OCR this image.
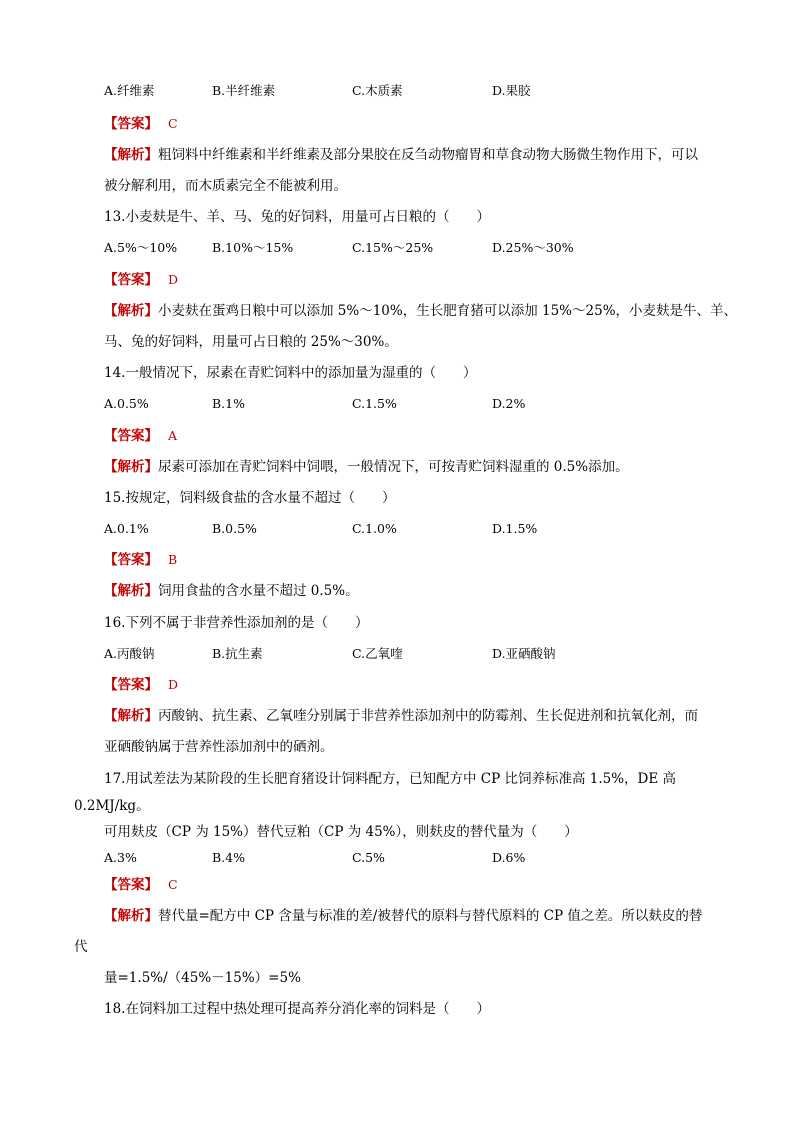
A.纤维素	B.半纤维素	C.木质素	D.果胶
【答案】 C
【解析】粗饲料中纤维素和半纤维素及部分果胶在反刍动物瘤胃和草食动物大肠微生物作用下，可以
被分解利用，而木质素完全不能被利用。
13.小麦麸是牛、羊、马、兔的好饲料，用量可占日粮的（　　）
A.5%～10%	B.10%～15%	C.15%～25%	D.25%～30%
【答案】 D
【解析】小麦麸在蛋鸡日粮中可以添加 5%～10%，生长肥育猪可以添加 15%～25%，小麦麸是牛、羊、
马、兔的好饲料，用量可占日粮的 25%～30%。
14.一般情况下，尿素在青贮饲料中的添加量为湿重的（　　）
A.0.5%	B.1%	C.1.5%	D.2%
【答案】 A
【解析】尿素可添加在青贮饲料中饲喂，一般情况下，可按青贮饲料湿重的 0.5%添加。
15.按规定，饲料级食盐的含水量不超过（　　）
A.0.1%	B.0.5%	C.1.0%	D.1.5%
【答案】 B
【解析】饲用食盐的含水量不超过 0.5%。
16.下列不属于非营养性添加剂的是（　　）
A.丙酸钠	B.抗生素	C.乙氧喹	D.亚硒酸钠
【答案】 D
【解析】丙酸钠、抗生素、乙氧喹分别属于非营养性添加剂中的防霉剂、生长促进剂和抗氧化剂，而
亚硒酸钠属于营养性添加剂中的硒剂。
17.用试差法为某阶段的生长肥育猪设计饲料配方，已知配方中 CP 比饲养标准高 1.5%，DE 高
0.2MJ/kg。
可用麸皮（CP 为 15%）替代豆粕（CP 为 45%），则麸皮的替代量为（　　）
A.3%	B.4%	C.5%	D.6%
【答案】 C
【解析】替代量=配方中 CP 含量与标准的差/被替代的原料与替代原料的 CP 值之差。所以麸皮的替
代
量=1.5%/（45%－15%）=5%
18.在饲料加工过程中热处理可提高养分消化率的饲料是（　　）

...

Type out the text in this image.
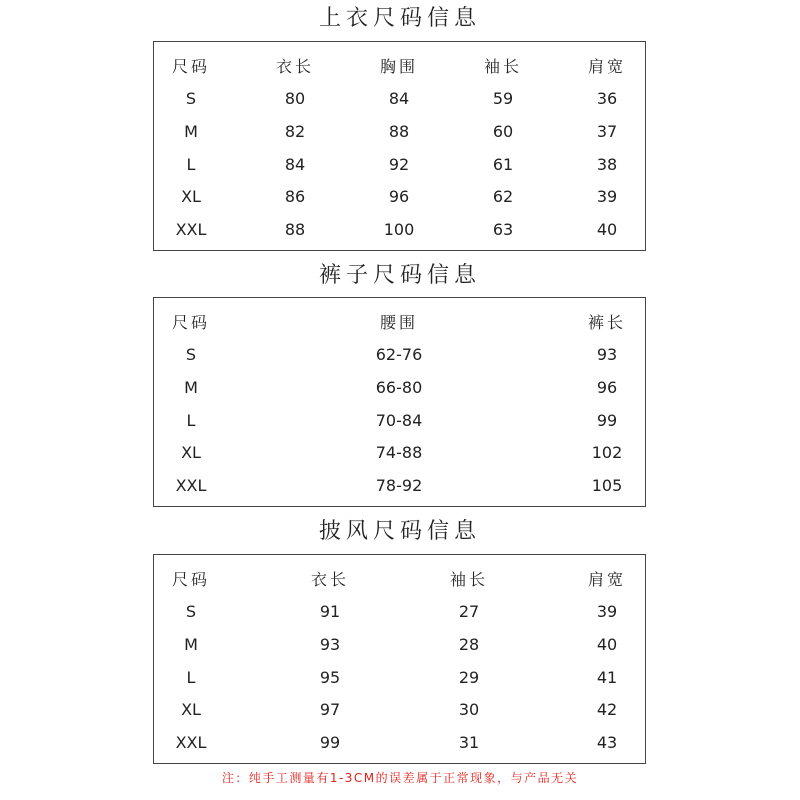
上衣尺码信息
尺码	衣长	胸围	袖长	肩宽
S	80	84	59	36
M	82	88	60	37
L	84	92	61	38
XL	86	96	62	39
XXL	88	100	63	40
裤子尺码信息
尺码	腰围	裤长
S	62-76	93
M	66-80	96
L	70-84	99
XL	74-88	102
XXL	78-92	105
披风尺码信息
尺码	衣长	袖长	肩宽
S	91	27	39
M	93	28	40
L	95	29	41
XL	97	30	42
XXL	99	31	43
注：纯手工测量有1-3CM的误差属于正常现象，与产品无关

- Problem
Your task is to collect every line above that contains the word "this".

- Output below
OCR this image.
Type out the text in this image.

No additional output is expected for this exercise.